* DATA ENTRIES *
----------

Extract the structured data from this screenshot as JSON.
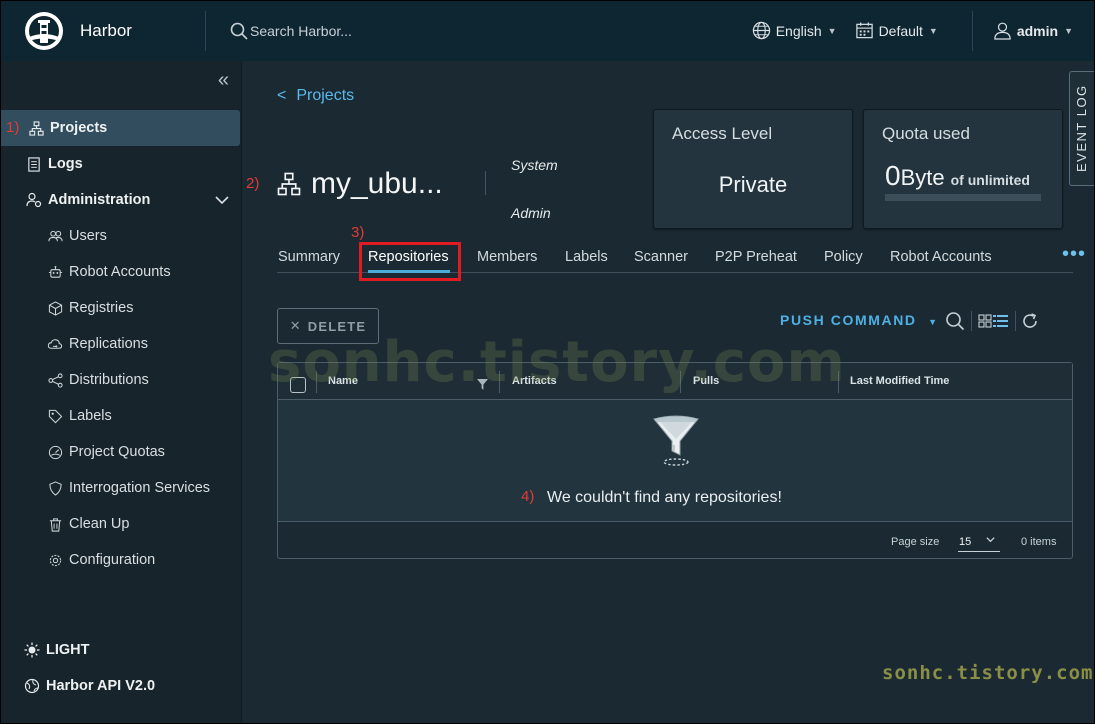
{
  "header": {
    "brand": "Harbor",
    "search_placeholder": "Search Harbor...",
    "language": "English",
    "theme_mode": "Default",
    "user": "admin"
  },
  "sidebar": {
    "items": [
      {
        "label": "Projects",
        "icon": "project-tree-icon"
      },
      {
        "label": "Logs",
        "icon": "log-list-icon"
      },
      {
        "label": "Administration",
        "icon": "admin-users-icon"
      }
    ],
    "admin_items": [
      {
        "label": "Users",
        "icon": "users-icon"
      },
      {
        "label": "Robot Accounts",
        "icon": "robot-icon"
      },
      {
        "label": "Registries",
        "icon": "cube-icon"
      },
      {
        "label": "Replications",
        "icon": "cloud-sync-icon"
      },
      {
        "label": "Distributions",
        "icon": "share-icon"
      },
      {
        "label": "Labels",
        "icon": "tag-icon"
      },
      {
        "label": "Project Quotas",
        "icon": "gauge-icon"
      },
      {
        "label": "Interrogation Services",
        "icon": "shield-icon"
      },
      {
        "label": "Clean Up",
        "icon": "trash-icon"
      },
      {
        "label": "Configuration",
        "icon": "gear-icon"
      }
    ],
    "bottom": {
      "theme": "LIGHT",
      "api": "Harbor API V2.0"
    }
  },
  "annotations": {
    "a1": "1)",
    "a2": "2)",
    "a3": "3)",
    "a4": "4)"
  },
  "project": {
    "breadcrumb": "Projects",
    "breadcrumb_arrow": "<",
    "name": "my_ubu...",
    "role_system": "System",
    "role_admin": "Admin"
  },
  "cards": {
    "access": {
      "title": "Access Level",
      "value": "Private"
    },
    "quota": {
      "title": "Quota used",
      "used": "0",
      "unit": "Byte",
      "of": "of unlimited"
    }
  },
  "event_log": "EVENT LOG",
  "tabs": [
    "Summary",
    "Repositories",
    "Members",
    "Labels",
    "Scanner",
    "P2P Preheat",
    "Policy",
    "Robot Accounts"
  ],
  "tabs_more": "•••",
  "active_tab": "Repositories",
  "toolbar": {
    "delete_label": "DELETE",
    "delete_x": "✕",
    "push_command": "PUSH COMMAND"
  },
  "grid": {
    "columns": [
      "Name",
      "Artifacts",
      "Pulls",
      "Last Modified Time"
    ],
    "empty_message": "We couldn't find any repositories!",
    "page_size_label": "Page size",
    "page_size": "15",
    "items_count": "0 items"
  },
  "watermark": "sonhc.tistory.com",
  "colors": {
    "header_bg": "#0e2532",
    "accent": "#59b9ee",
    "annotation": "#e11b22"
  }
}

----------

* REQUIRED TASK *
Exactly as written, return every line of the listing, but not the pictures.

* RESULT OF THIS TASK *
Extract the structured data from this screenshot as JSON.
{
  "header": {
    "brand": "Harbor",
    "search_placeholder": "Search Harbor...",
    "language": "English",
    "theme_mode": "Default",
    "user": "admin"
  },
  "sidebar": {
    "items": [
      {
        "label": "Projects",
        "icon": "project-tree-icon"
      },
      {
        "label": "Logs",
        "icon": "log-list-icon"
      },
      {
        "label": "Administration",
        "icon": "admin-users-icon"
      }
    ],
    "admin_items": [
      {
        "label": "Users",
        "icon": "users-icon"
      },
      {
        "label": "Robot Accounts",
        "icon": "robot-icon"
      },
      {
        "label": "Registries",
        "icon": "cube-icon"
      },
      {
        "label": "Replications",
        "icon": "cloud-sync-icon"
      },
      {
        "label": "Distributions",
        "icon": "share-icon"
      },
      {
        "label": "Labels",
        "icon": "tag-icon"
      },
      {
        "label": "Project Quotas",
        "icon": "gauge-icon"
      },
      {
        "label": "Interrogation Services",
        "icon": "shield-icon"
      },
      {
        "label": "Clean Up",
        "icon": "trash-icon"
      },
      {
        "label": "Configuration",
        "icon": "gear-icon"
      }
    ],
    "bottom": {
      "theme": "LIGHT",
      "api": "Harbor API V2.0"
    }
  },
  "annotations": {
    "a1": "1)",
    "a2": "2)",
    "a3": "3)",
    "a4": "4)"
  },
  "project": {
    "breadcrumb": "Projects",
    "breadcrumb_arrow": "<",
    "name": "my_ubu...",
    "role_system": "System",
    "role_admin": "Admin"
  },
  "cards": {
    "access": {
      "title": "Access Level",
      "value": "Private"
    },
    "quota": {
      "title": "Quota used",
      "used": "0",
      "unit": "Byte",
      "of": "of unlimited"
    }
  },
  "event_log": "EVENT LOG",
  "tabs": [
    "Summary",
    "Repositories",
    "Members",
    "Labels",
    "Scanner",
    "P2P Preheat",
    "Policy",
    "Robot Accounts"
  ],
  "tabs_more": "•••",
  "active_tab": "Repositories",
  "toolbar": {
    "delete_label": "DELETE",
    "delete_x": "✕",
    "push_command": "PUSH COMMAND"
  },
  "grid": {
    "columns": [
      "Name",
      "Artifacts",
      "Pulls",
      "Last Modified Time"
    ],
    "empty_message": "We couldn't find any repositories!",
    "page_size_label": "Page size",
    "page_size": "15",
    "items_count": "0 items"
  },
  "watermark": "sonhc.tistory.com",
  "colors": {
    "header_bg": "#0e2532",
    "accent": "#59b9ee",
    "annotation": "#e11b22"
  }
}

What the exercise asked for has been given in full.